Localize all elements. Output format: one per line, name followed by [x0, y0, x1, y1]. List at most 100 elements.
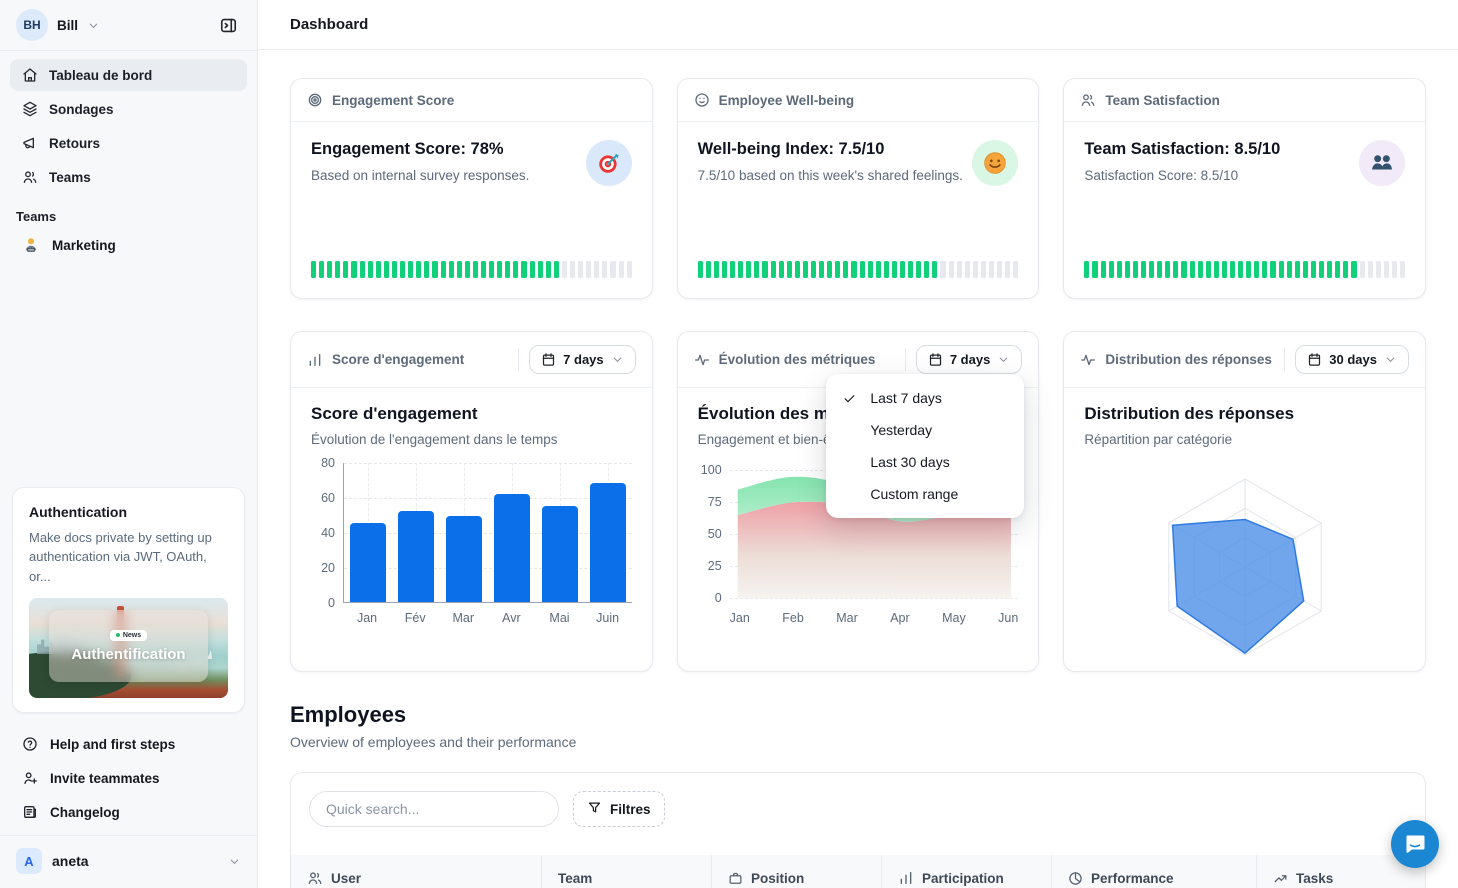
x-tick-label: Jan	[730, 611, 750, 625]
progress-segment	[530, 261, 535, 278]
progress-segment	[1303, 261, 1308, 278]
menu-item-last-7-days[interactable]: Last 7 days	[826, 382, 1024, 414]
user-avatar[interactable]: BH	[16, 9, 48, 41]
promo-card[interactable]: Authentication Make docs private by sett…	[12, 487, 245, 714]
date-range-button[interactable]: 30 days	[1295, 345, 1409, 374]
y-tick-label: 60	[321, 491, 335, 505]
smiley-icon	[694, 92, 710, 108]
x-axis-labels: JanFebMarAprMayJun	[730, 611, 1019, 625]
menu-item-label: Custom range	[870, 486, 958, 502]
progress-bar	[698, 261, 1019, 278]
progress-segment	[1376, 261, 1381, 278]
bar-Jan[interactable]	[350, 523, 386, 602]
employees-section: Employees Overview of employees and thei…	[290, 702, 1426, 750]
progress-segment	[997, 261, 1002, 278]
progress-segment	[610, 261, 615, 278]
bar-Juin[interactable]	[590, 483, 626, 602]
progress-segment	[860, 261, 865, 278]
progress-segment	[843, 261, 848, 278]
progress-segment	[1319, 261, 1324, 278]
column-header-user[interactable]: User	[291, 855, 541, 888]
date-range-button[interactable]: 7 days	[916, 345, 1022, 374]
stat-card-body: Team Satisfaction: 8.5/10Satisfaction Sc…	[1064, 122, 1425, 298]
progress-segment	[1084, 261, 1089, 278]
column-label: User	[331, 871, 361, 886]
column-header-performance[interactable]: Performance	[1051, 855, 1256, 888]
progress-segment	[400, 261, 405, 278]
metrics-chart-card: Évolution des métriques 7 days Évolution…	[677, 331, 1040, 672]
menu-item-yesterday[interactable]: Yesterday	[826, 414, 1024, 446]
sidebar-item-tableau-de-bord[interactable]: Tableau de bord	[10, 59, 247, 91]
column-header-position[interactable]: Position	[711, 855, 881, 888]
sidebar-item-teams[interactable]: Teams	[10, 161, 247, 193]
bar-Mar[interactable]	[446, 516, 482, 602]
bar-Avr[interactable]	[494, 494, 530, 603]
y-tick-label: 20	[321, 561, 335, 575]
progress-segment	[627, 261, 632, 278]
date-range-button[interactable]: 7 days	[529, 345, 635, 374]
promo-image[interactable]: News Authentification	[29, 598, 228, 698]
employees-subtitle: Overview of employees and their performa…	[290, 734, 1426, 750]
sidebar-item-sondages[interactable]: Sondages	[10, 93, 247, 125]
progress-segment	[851, 261, 856, 278]
column-label: Position	[751, 871, 804, 886]
card-header-label: Évolution des métriques	[719, 352, 876, 367]
distribution-chart-card: Distribution des réponses 30 days Distri…	[1063, 331, 1426, 672]
person-laptop-emoji	[22, 236, 40, 254]
progress-bar	[1084, 261, 1405, 278]
chevron-down-icon[interactable]	[87, 19, 100, 32]
progress-segment	[835, 261, 840, 278]
stat-card-header: Employee Well-being	[678, 79, 1039, 122]
progress-segment	[319, 261, 324, 278]
chart-subtitle: Évolution de l'engagement dans le temps	[311, 432, 632, 447]
search-input[interactable]	[309, 791, 559, 827]
stat-card-header: Engagement Score	[291, 79, 652, 122]
progress-segment	[1109, 261, 1114, 278]
progress-segment	[1270, 261, 1275, 278]
progress-segment	[1005, 261, 1010, 278]
chevron-down-icon	[611, 353, 624, 366]
bar-Mai[interactable]	[542, 506, 578, 602]
progress-segment	[957, 261, 962, 278]
workspace-switcher[interactable]: A aneta	[0, 835, 257, 888]
menu-item-last-30-days[interactable]: Last 30 days	[826, 446, 1024, 478]
menu-item-custom-range[interactable]: Custom range	[826, 478, 1024, 510]
chart-subtitle: Répartition par catégorie	[1084, 432, 1405, 447]
progress-segment	[1230, 261, 1235, 278]
users-icon	[22, 169, 38, 185]
help-icon	[22, 736, 38, 752]
x-tick-label: Feb	[782, 611, 804, 625]
topbar: Dashboard	[258, 0, 1458, 50]
sidebar-team-marketing[interactable]: Marketing	[10, 228, 247, 262]
employees-table-card: Filtres User Team Position Participation Per…	[290, 772, 1426, 888]
progress-segment	[416, 261, 421, 278]
promo-title: Authentication	[29, 504, 228, 520]
user-name[interactable]: Bill	[57, 18, 78, 33]
column-header-participation[interactable]: Participation	[881, 855, 1051, 888]
sidebar-item-label: Teams	[49, 170, 91, 185]
sidebar-item-invite-teammates[interactable]: Invite teammates	[10, 761, 247, 795]
bar-chart[interactable]	[343, 463, 632, 603]
card-header-label: Score d'engagement	[332, 352, 464, 367]
sidebar-item-retours[interactable]: Retours	[10, 127, 247, 159]
progress-segment	[489, 261, 494, 278]
date-range-menu: Last 7 daysYesterdayLast 30 days Custom r…	[826, 374, 1024, 518]
radar-chart[interactable]	[1084, 463, 1405, 665]
filters-button[interactable]: Filtres	[573, 791, 665, 827]
progress-segment	[868, 261, 873, 278]
y-axis: 1007550250	[698, 463, 724, 603]
bar-Fév[interactable]	[398, 511, 434, 602]
collapse-sidebar-button[interactable]	[213, 10, 243, 40]
progress-segment	[746, 261, 751, 278]
stat-title: Engagement Score: 78%	[311, 140, 529, 159]
progress-segment	[1311, 261, 1316, 278]
sidebar-section-label: Teams	[0, 195, 257, 228]
stat-card-header-label: Engagement Score	[332, 93, 454, 108]
sidebar-item-help-and-first-steps[interactable]: Help and first steps	[10, 727, 247, 761]
employees-title: Employees	[290, 702, 1426, 728]
sidebar-item-changelog[interactable]: Changelog	[10, 795, 247, 829]
column-header-team[interactable]: Team	[541, 855, 711, 888]
people-emoji	[1359, 140, 1405, 186]
chat-launcher-button[interactable]	[1391, 820, 1439, 868]
column-label: Performance	[1091, 871, 1174, 886]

===

Set problem:
Find every line in the items above that contains the string "menu" and copy each one.

The completed task:
menu-item-last-7-days[interactable]: Last 7 days	[826, 382, 1024, 414]
menu-item-label: Custom range	[870, 486, 958, 502]
menu-item-yesterday[interactable]: Yesterday	[826, 414, 1024, 446]
menu-item-last-30-days[interactable]: Last 30 days	[826, 446, 1024, 478]
menu-item-custom-range[interactable]: Custom range	[826, 478, 1024, 510]
date-range-menu: Last 7 daysYesterdayLast 30 days Custom r…	[826, 374, 1024, 518]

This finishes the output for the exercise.